--- Data in this exercise Enclosed Below ---

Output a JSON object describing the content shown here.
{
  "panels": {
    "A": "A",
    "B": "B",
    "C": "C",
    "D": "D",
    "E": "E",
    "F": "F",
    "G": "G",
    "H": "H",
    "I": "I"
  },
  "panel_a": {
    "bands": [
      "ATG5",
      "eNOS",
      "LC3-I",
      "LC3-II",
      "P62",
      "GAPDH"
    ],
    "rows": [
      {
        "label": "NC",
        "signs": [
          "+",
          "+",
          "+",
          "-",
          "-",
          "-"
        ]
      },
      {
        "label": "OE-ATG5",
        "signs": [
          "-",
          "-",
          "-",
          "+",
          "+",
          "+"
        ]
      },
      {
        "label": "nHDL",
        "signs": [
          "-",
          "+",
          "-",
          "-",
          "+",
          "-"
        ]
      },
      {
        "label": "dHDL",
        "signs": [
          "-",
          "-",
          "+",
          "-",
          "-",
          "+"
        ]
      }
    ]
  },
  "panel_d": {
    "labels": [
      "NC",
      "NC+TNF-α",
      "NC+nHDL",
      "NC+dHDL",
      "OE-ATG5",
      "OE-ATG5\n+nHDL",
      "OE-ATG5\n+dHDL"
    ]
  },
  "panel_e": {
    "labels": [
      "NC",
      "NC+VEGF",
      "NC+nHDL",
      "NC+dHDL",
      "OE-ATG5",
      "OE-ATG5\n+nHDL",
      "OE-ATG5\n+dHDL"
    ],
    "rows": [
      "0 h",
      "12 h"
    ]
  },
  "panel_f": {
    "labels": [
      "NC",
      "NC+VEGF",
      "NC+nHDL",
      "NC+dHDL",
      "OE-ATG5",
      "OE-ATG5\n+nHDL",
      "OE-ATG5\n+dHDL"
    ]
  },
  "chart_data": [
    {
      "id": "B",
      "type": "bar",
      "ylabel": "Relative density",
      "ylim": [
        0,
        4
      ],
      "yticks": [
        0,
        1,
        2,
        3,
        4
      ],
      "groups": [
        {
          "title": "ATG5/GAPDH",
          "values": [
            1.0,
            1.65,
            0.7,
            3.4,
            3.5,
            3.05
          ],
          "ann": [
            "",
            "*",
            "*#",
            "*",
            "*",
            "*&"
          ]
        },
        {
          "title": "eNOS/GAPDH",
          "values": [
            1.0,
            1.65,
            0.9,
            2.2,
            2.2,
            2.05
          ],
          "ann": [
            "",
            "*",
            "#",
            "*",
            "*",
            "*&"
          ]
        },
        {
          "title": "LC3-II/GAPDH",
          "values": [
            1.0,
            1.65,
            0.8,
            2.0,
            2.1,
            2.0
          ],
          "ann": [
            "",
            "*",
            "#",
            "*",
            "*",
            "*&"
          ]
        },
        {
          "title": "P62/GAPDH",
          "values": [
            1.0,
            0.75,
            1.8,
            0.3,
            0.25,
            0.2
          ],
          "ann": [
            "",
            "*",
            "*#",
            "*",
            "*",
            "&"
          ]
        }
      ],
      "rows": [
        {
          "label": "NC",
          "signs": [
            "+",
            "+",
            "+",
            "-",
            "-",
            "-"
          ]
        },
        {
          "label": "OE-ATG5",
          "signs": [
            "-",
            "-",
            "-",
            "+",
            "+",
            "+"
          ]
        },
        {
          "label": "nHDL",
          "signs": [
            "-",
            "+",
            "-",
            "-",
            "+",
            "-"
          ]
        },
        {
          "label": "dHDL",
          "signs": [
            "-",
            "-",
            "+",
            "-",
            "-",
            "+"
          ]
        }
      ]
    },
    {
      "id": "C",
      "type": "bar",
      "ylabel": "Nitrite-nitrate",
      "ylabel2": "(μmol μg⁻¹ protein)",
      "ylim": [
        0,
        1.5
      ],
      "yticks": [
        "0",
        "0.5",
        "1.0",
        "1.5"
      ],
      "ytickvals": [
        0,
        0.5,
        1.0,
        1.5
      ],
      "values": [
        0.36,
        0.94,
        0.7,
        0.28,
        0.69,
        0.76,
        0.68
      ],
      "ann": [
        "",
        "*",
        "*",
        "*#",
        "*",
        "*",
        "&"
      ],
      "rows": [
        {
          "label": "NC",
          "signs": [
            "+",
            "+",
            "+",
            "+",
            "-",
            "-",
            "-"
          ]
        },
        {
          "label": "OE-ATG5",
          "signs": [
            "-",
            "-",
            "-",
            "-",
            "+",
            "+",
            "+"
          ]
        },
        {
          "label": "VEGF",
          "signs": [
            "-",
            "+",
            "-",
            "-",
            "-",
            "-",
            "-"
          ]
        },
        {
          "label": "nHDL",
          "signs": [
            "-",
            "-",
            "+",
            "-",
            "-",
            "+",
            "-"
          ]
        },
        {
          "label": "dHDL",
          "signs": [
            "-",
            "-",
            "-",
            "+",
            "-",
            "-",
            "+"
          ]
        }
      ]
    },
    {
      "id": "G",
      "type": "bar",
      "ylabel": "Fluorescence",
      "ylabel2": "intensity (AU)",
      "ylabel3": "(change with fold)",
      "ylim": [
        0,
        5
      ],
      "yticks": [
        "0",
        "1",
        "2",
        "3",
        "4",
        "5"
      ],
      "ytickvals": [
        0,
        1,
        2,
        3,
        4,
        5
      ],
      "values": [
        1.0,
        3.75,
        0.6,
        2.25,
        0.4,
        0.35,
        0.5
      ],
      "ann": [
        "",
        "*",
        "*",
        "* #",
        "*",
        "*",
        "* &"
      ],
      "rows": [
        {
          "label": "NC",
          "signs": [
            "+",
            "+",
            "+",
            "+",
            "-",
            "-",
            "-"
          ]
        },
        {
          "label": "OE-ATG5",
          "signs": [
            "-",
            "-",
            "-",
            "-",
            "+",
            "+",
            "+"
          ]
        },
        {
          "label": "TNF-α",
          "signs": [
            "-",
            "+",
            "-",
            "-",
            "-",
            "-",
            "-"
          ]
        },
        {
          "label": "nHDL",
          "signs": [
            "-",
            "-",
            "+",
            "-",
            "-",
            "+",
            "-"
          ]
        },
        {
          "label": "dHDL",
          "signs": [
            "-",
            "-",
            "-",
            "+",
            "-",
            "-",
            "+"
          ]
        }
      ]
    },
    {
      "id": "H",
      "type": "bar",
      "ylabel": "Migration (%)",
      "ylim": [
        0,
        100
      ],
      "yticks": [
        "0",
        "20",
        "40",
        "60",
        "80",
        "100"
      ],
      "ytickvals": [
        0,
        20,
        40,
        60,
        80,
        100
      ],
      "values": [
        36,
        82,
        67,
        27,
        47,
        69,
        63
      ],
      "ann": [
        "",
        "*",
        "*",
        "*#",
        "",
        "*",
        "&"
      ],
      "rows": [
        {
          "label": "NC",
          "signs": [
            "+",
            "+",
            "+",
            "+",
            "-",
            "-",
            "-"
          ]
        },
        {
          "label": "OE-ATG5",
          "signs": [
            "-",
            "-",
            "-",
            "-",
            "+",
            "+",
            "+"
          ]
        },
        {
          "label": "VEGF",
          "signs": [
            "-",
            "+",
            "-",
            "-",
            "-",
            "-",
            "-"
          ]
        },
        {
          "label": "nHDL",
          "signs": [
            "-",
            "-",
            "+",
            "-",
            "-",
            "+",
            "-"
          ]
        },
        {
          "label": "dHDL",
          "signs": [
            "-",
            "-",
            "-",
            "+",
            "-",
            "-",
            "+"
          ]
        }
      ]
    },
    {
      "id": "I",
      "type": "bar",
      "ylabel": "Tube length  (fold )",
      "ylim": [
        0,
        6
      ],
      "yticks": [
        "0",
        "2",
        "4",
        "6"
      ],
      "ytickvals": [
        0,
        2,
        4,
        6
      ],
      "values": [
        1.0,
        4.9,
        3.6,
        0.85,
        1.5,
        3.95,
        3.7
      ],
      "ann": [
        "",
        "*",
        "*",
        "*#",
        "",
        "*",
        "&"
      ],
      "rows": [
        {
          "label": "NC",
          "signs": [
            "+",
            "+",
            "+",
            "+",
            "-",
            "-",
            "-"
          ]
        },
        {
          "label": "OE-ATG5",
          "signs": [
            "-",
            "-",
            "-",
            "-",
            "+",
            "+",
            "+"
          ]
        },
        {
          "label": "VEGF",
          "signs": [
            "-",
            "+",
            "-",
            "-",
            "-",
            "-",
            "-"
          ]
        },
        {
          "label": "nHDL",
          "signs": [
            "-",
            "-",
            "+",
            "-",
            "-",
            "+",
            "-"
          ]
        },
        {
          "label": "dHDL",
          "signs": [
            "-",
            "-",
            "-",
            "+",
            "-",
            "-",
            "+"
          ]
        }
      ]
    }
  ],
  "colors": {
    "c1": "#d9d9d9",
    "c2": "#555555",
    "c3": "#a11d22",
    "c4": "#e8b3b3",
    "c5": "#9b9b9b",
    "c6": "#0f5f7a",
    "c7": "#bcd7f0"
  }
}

--- End of Enclosed Data in this exercise ---

Gather each line of the records holding the string "GAPDH".

      "GAPDH"
          "title": "ATG5/GAPDH",
          "title": "eNOS/GAPDH",
          "title": "LC3-II/GAPDH",
          "title": "P62/GAPDH",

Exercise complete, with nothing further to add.